* START *
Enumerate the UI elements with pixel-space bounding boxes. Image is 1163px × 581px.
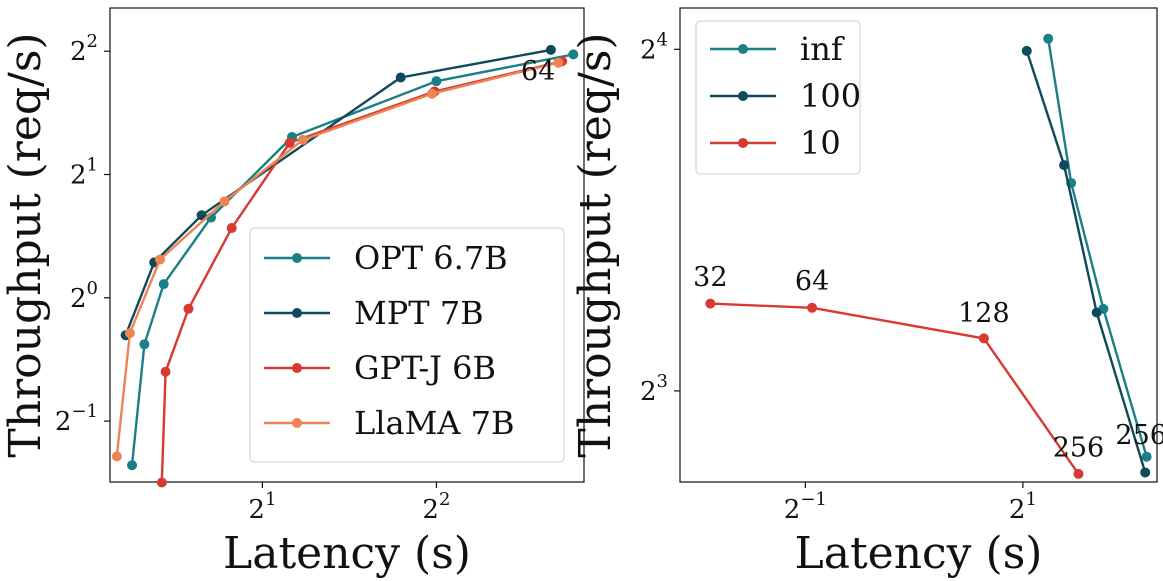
data-point (568, 49, 579, 60)
x-tick-label: 21 (1009, 489, 1037, 525)
point-annotation: 256 (1053, 433, 1105, 464)
legend-marker (292, 363, 302, 373)
y-tick-label: 2−1 (55, 401, 98, 437)
data-point (284, 137, 295, 148)
data-point (183, 303, 194, 314)
y-axis-label: Throughput (req/s) (570, 32, 621, 457)
series-line (1047, 38, 1148, 458)
data-point (1043, 33, 1054, 44)
legend-label: inf (800, 30, 845, 68)
y-axis-label: Throughput (req/s) (0, 32, 51, 457)
right-chart-panel: 2−1 21 23 24 Latency (s) Throughput (req/s) 32… (570, 7, 1163, 579)
data-point (978, 333, 989, 344)
legend-marker (738, 44, 748, 54)
legend-marker (738, 91, 748, 101)
legend-label: GPT-J 6B (354, 349, 496, 387)
data-point (196, 210, 207, 221)
data-point (154, 254, 165, 265)
series-inf (1043, 33, 1152, 462)
point-annotation: 256 (1115, 420, 1163, 451)
plot-frame (109, 7, 585, 483)
legend-label: LlaMA 7B (354, 404, 514, 442)
legend-marker (292, 418, 302, 428)
y-tick-label: 23 (640, 371, 668, 407)
data-point (1141, 451, 1152, 462)
data-point (1073, 468, 1084, 479)
legend-item-100: 100 (710, 77, 861, 115)
legend: inf 100 10 (695, 20, 861, 175)
data-point (124, 328, 135, 339)
series-100 (1021, 45, 1151, 478)
legend-box (695, 20, 861, 175)
point-annotation: 32 (693, 262, 727, 293)
legend-label: 10 (800, 124, 841, 162)
legend-item-llama-7b: LlaMA 7B (264, 404, 514, 442)
legend-item-opt-6-7b: OPT 6.7B (264, 239, 508, 277)
data-point (226, 223, 237, 234)
legend-item-gpt-j-6b: GPT-J 6B (264, 349, 496, 387)
data-point (545, 44, 556, 55)
data-point (1059, 160, 1070, 171)
legend: OPT 6.7B MPT 7B GPT-J 6B LlaMA 7B (249, 227, 565, 463)
data-point (431, 76, 442, 87)
point-annotation: 64 (795, 266, 829, 297)
data-point (553, 57, 564, 68)
x-tick-label: 2−1 (784, 489, 827, 525)
legend-item-10: 10 (710, 124, 841, 162)
x-tick-label: 22 (422, 489, 450, 525)
data-point (219, 196, 230, 207)
y-tick-label: 21 (70, 155, 98, 191)
legend-label: OPT 6.7B (354, 239, 508, 277)
legend-item-inf: inf (710, 30, 845, 68)
x-axis-label: Latency (s) (223, 528, 471, 579)
plot-frame (679, 7, 1158, 483)
data-point (705, 298, 716, 309)
data-point (297, 134, 308, 145)
data-point (1140, 467, 1151, 478)
legend-marker (738, 138, 748, 148)
data-point (426, 88, 437, 99)
legend-marker (292, 253, 302, 263)
x-axis-label: Latency (s) (795, 528, 1043, 579)
legend-marker (292, 308, 302, 318)
legend-label: 100 (800, 77, 861, 115)
data-point (111, 451, 122, 462)
data-point (395, 72, 406, 83)
data-point (160, 366, 171, 377)
series-llama-7b (111, 57, 564, 462)
data-point (1021, 45, 1032, 56)
data-point (1091, 307, 1102, 318)
data-point (807, 302, 818, 313)
y-tick-label: 24 (640, 29, 668, 65)
data-point (156, 477, 167, 488)
series-line (710, 302, 1080, 475)
data-point (158, 279, 169, 290)
x-tick-label: 21 (248, 489, 276, 525)
series-10 (705, 298, 1084, 479)
series-line (1025, 50, 1147, 473)
legend-item-mpt-7b: MPT 7B (264, 294, 484, 332)
point-annotation: 128 (958, 298, 1010, 329)
data-point (127, 460, 138, 471)
point-annotation: 64 (521, 56, 555, 87)
y-tick-label: 20 (70, 278, 98, 314)
data-point (139, 339, 150, 350)
y-tick-label: 22 (70, 31, 98, 67)
legend-label: MPT 7B (354, 294, 484, 332)
legend-box (249, 227, 565, 463)
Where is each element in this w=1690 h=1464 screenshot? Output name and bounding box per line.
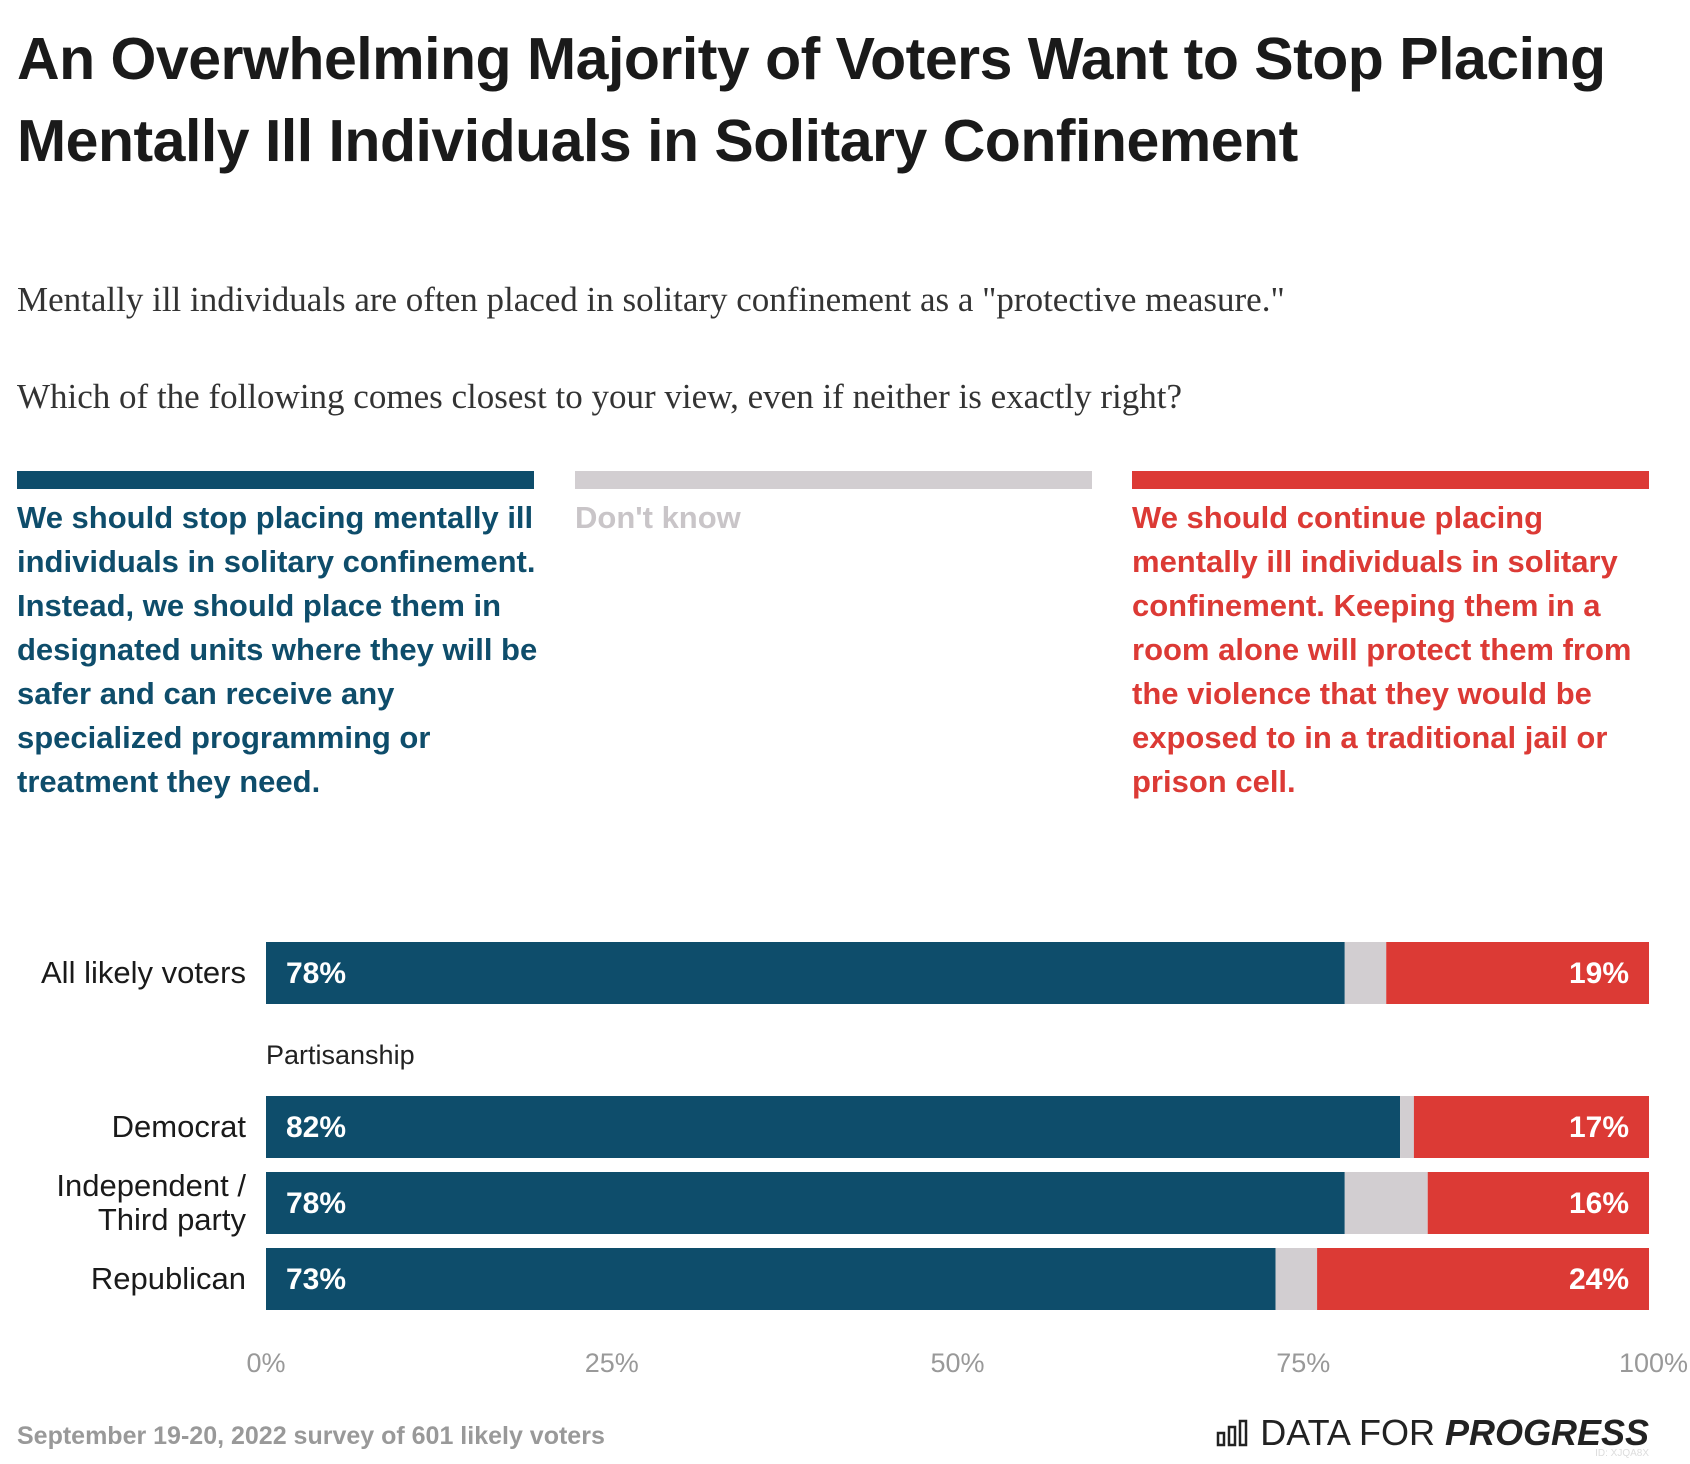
bar-segment xyxy=(266,1172,1345,1234)
value-label: 24% xyxy=(1569,1263,1629,1296)
value-label: 82% xyxy=(286,1111,346,1144)
logo-text-bold: PROGRESS xyxy=(1444,1412,1649,1453)
chart-title: An Overwhelming Majority of Voters Want … xyxy=(17,26,1606,174)
bar-segment xyxy=(1344,942,1387,1004)
bar-segment xyxy=(1400,1096,1414,1158)
bar-segment xyxy=(266,1096,1401,1158)
category-label: Independent / Third party xyxy=(56,1168,246,1237)
legend-label: We should continue placing mentally ill … xyxy=(1132,500,1632,799)
bar-segment xyxy=(266,1248,1276,1310)
subtitle: Mentally ill individuals are often place… xyxy=(17,280,1285,319)
value-label: 19% xyxy=(1569,957,1629,990)
legend-label: Don't know xyxy=(575,500,741,535)
bar-segment xyxy=(1413,1096,1649,1158)
chart-id: ID: XJQA8X xyxy=(1595,1448,1649,1459)
value-label: 78% xyxy=(286,1187,346,1220)
bar-segment xyxy=(1427,1172,1649,1234)
value-label: 78% xyxy=(286,957,346,990)
x-tick-label: 75% xyxy=(1276,1348,1330,1378)
bar-segment xyxy=(266,942,1345,1004)
x-tick-label: 100% xyxy=(1619,1348,1688,1378)
bar-segment xyxy=(1275,1248,1318,1310)
category-label: Republican xyxy=(90,1261,246,1296)
legend-swatch xyxy=(575,471,1092,489)
legend-swatch xyxy=(1132,471,1649,489)
value-label: 17% xyxy=(1569,1111,1629,1144)
logo-icon xyxy=(1217,1419,1248,1447)
value-label: 16% xyxy=(1569,1187,1629,1220)
x-tick-label: 25% xyxy=(585,1348,639,1378)
bar-segment xyxy=(1386,942,1649,1004)
legend-swatch xyxy=(17,471,534,489)
logo-text: DATA FOR xyxy=(1260,1412,1435,1453)
bar-segment xyxy=(1317,1248,1649,1310)
x-tick-label: 50% xyxy=(930,1348,984,1378)
category-label: All likely voters xyxy=(41,955,246,990)
x-tick-label: 0% xyxy=(246,1348,285,1378)
legend-label: We should stop placing mentally ill indi… xyxy=(17,500,538,799)
logo: DATA FOR PROGRESS xyxy=(1216,1412,1649,1454)
group-label: Partisanship xyxy=(266,1040,415,1070)
question: Which of the following comes closest to … xyxy=(17,377,1183,416)
value-label: 73% xyxy=(286,1263,346,1296)
category-label: Democrat xyxy=(111,1109,246,1144)
source: September 19-20, 2022 survey of 601 like… xyxy=(17,1422,605,1450)
bar-segment xyxy=(1344,1172,1428,1234)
* END *
WHAT TO WORK ON -
Express every line of the records above as a Markdown table with the columns Row and Line, numbering the rows in order and skipping blank lines. Leave the pictures out of the table.

SOLUTION BELOW -
| Row | Line |
|---|---|
| 1 | Enumerate the UI elements with pixel-space bounding boxes. Image is 1163px × 581px. |
| 2 | data-point (568, 49, 579, 60) |
| 3 | x-tick-label: 21 (1009, 489, 1037, 525) |
| 4 | point-annotation: 256 (1053, 433, 1105, 464) |
| 5 | legend-marker (292, 363, 302, 373) |
| 6 | y-tick-label: 2−1 (55, 401, 98, 437) |
| 7 | data-point (284, 137, 295, 148) |
| 8 | data-point (183, 303, 194, 314) |
| 9 | y-axis-label: Throughput (req/s) (570, 32, 621, 457) |
| 10 | series-line (1047, 38, 1148, 458) |
| 11 | data-point (1043, 33, 1054, 44) |
| 12 | legend-label: inf (800, 30, 845, 68) |
| 13 | y-axis-label: Throughput (req/s) (0, 32, 51, 457) |
| 14 | right-chart-panel: 2−1 21 23 24 Latency (s) Throughput (req/s) 32… (570, 7, 1163, 579) |
| 15 | data-point (978, 333, 989, 344) |
| 16 | legend-marker (738, 44, 748, 54) |
| 17 | legend-marker (738, 91, 748, 101) |
| 18 | legend-label: GPT-J 6B (354, 349, 496, 387) |
| 19 | data-point (196, 210, 207, 221) |
| 20 | data-point (154, 254, 165, 265) |
| 21 | series-inf (1043, 33, 1152, 462) |
| 22 | point-annotation: 256 (1115, 420, 1163, 451) |
| 23 | plot-frame (109, 7, 585, 483) |
| 24 | legend-label: LlaMA 7B (354, 404, 514, 442) |
| 25 | legend-marker (292, 418, 302, 428) |
| 26 | y-tick-label: 23 (640, 371, 668, 407) |
| 27 | data-point (1141, 451, 1152, 462) |
| 28 | data-point (1073, 468, 1084, 479) |
| 29 | legend-item-100: 100 (710, 77, 861, 115) |
| 30 | legend: inf 100 10 (695, 20, 861, 175) |
| 31 | data-point (124, 328, 135, 339) |
| 32 | series-100 (1021, 45, 1151, 478) |
| 33 | legend-box (695, 20, 861, 175) |
| 34 | point-annotation: 32 (693, 262, 727, 293) |
| 35 | legend-label: 10 (800, 124, 841, 162) |
| 36 | legend-item-llama-7b: LlaMA 7B (264, 404, 514, 442) |
| 37 | legend-item-opt-6-7b: OPT 6.7B (264, 239, 508, 277) |
| 38 | data-point (226, 223, 237, 234) |
| 39 | legend-item-gpt-j-6b: GPT-J 6B (264, 349, 496, 387) |
| 40 | data-point (545, 44, 556, 55) |
| 41 | data-point (1059, 160, 1070, 171) |
| 42 | legend: OPT 6.7B MPT 7B GPT-J 6B LlaMA 7B (249, 227, 565, 463) |
| 43 | data-point (431, 76, 442, 87) |
| 44 | point-annotation: 64 (795, 266, 829, 297) |
| 45 | data-point (553, 57, 564, 68) |
| 46 | x-tick-label: 2−1 (784, 489, 827, 525) |
| 47 | legend-item-10: 10 (710, 124, 841, 162) |
| 48 | x-tick-label: 22 (422, 489, 450, 525) |
| 49 | data-point (219, 196, 230, 207) |
| 50 | y-tick-label: 21 (70, 155, 98, 191) |
| 51 | legend-label: OPT 6.7B (354, 239, 508, 277) |
| 52 | legend-item-inf: inf (710, 30, 845, 68) |
| 53 | x-axis-label: Latency (s) (223, 528, 471, 579) |
| 54 | plot-frame (679, 7, 1158, 483) |
| 55 | data-point (705, 298, 716, 309) |
| 56 | data-point (297, 134, 308, 145) |
| 57 | data-point (1140, 467, 1151, 478) |
| 58 | legend-marker (738, 138, 748, 148) |
| 59 | data-point (426, 88, 437, 99) |
| 60 | legend-marker (292, 253, 302, 263) |
| 61 | x-axis-label: Latency (s) (795, 528, 1043, 579) |
| 62 | legend-marker (292, 308, 302, 318) |
| 63 | legend-label: 100 (800, 77, 861, 115) |
| 64 | data-point (111, 451, 122, 462) |
| 65 | data-point (395, 72, 406, 83) |
| 66 | data-point (160, 366, 171, 377) |
| 67 | series-llama-7b (111, 57, 564, 462) |
| 68 | data-point (1021, 45, 1032, 56) |
| 69 | data-point (1091, 307, 1102, 318) |
| 70 | data-point (807, 302, 818, 313) |
| 71 | y-tick-label: 24 (640, 29, 668, 65) |
| 72 | data-point (156, 477, 167, 488) |
| 73 | series-line (710, 302, 1080, 475) |
| 74 | data-point (158, 279, 169, 290) |
| 75 | x-tick-label: 21 (248, 489, 276, 525) |
| 76 | series-10 (705, 298, 1084, 479) |
| 77 | series-line (1025, 50, 1147, 473) |
| 78 | legend-item-mpt-7b: MPT 7B (264, 294, 484, 332) |
| 79 | point-annotation: 128 (958, 298, 1010, 329) |
| 80 | data-point (127, 460, 138, 471) |
| 81 | point-annotation: 64 (521, 56, 555, 87) |
| 82 | y-tick-label: 20 (70, 278, 98, 314) |
| 83 | data-point (139, 339, 150, 350) |
| 84 | y-tick-label: 22 (70, 31, 98, 67) |
| 85 | legend-label: MPT 7B (354, 294, 484, 332) |
| 86 | legend-box (249, 227, 565, 463) |
| 87 | Where is each element in this w=1690 h=1464 screenshot? Output name and bounding box per line. |
| 88 | bar-segment xyxy=(266,1172,1345,1234) |
| 89 | value-label: 24% xyxy=(1569,1263,1629,1296) |
| 90 | value-label: 82% xyxy=(286,1111,346,1144) |
| 91 | logo-text-bold: PROGRESS xyxy=(1444,1412,1649,1453) |
| 92 | chart-title: An Overwhelming Majority of Voters Want … xyxy=(17,26,1606,174) |
| 93 | bar-segment xyxy=(1344,942,1387,1004) |
| 94 | bar-segment xyxy=(1400,1096,1414,1158) |
| 95 | bar-segment xyxy=(266,1096,1401,1158) |
| 96 | category-label: Independent / Third party xyxy=(56,1168,246,1237) |
| 97 | legend-label: We should continue placing mentally ill … xyxy=(1132,500,1632,799) |
| 98 | bar-segment xyxy=(266,1248,1276,1310) |
| 99 | subtitle: Mentally ill individuals are often place… xyxy=(17,280,1285,319) |
| 100 | value-label: 19% xyxy=(1569,957,1629,990) |
| 101 | legend-label: Don't know xyxy=(575,500,741,535) |
| 102 | bar-segment xyxy=(1413,1096,1649,1158) |
| 103 | chart-id: ID: XJQA8X xyxy=(1595,1448,1649,1459) |
| 104 | value-label: 78% xyxy=(286,1187,346,1220) |
| 105 | bar-segment xyxy=(1427,1172,1649,1234) |
| 106 | value-label: 78% xyxy=(286,957,346,990) |
| 107 | x-tick-label: 75% xyxy=(1276,1348,1330,1378) |
| 108 | bar-segment xyxy=(266,942,1345,1004) |
| 109 | x-tick-label: 100% xyxy=(1619,1348,1688,1378) |
| 110 | bar-segment xyxy=(1275,1248,1318,1310) |
| 111 | category-label: Republican xyxy=(90,1261,246,1296) |
| 112 | legend-swatch xyxy=(575,471,1092,489) |
| 113 | legend-swatch xyxy=(1132,471,1649,489) |
| 114 | value-label: 17% xyxy=(1569,1111,1629,1144) |
| 115 | logo-icon xyxy=(1217,1419,1248,1447) |
| 116 | value-label: 16% xyxy=(1569,1187,1629,1220) |
| 117 | x-tick-label: 25% xyxy=(585,1348,639,1378) |
| 118 | bar-segment xyxy=(1386,942,1649,1004) |
| 119 | legend-swatch xyxy=(17,471,534,489) |
| 120 | logo-text: DATA FOR xyxy=(1260,1412,1435,1453) |
| 121 | bar-segment xyxy=(1317,1248,1649,1310) |
| 122 | x-tick-label: 50% xyxy=(930,1348,984,1378) |
| 123 | category-label: All likely voters xyxy=(41,955,246,990) |
| 124 | x-tick-label: 0% xyxy=(246,1348,285,1378) |
| 125 | legend-label: We should stop placing mentally ill indi… xyxy=(17,500,538,799) |
| 126 | logo: DATA FOR PROGRESS xyxy=(1216,1412,1649,1454) |
| 127 | group-label: Partisanship xyxy=(266,1040,415,1070) |
| 128 | question: Which of the following comes closest to … xyxy=(17,377,1183,416) |
| 129 | value-label: 73% xyxy=(286,1263,346,1296) |
| 130 | category-label: Democrat xyxy=(111,1109,246,1144) |
| 131 | source: September 19-20, 2022 survey of 601 like… xyxy=(17,1422,605,1450) |
| 132 | bar-segment xyxy=(1344,1172,1428,1234) |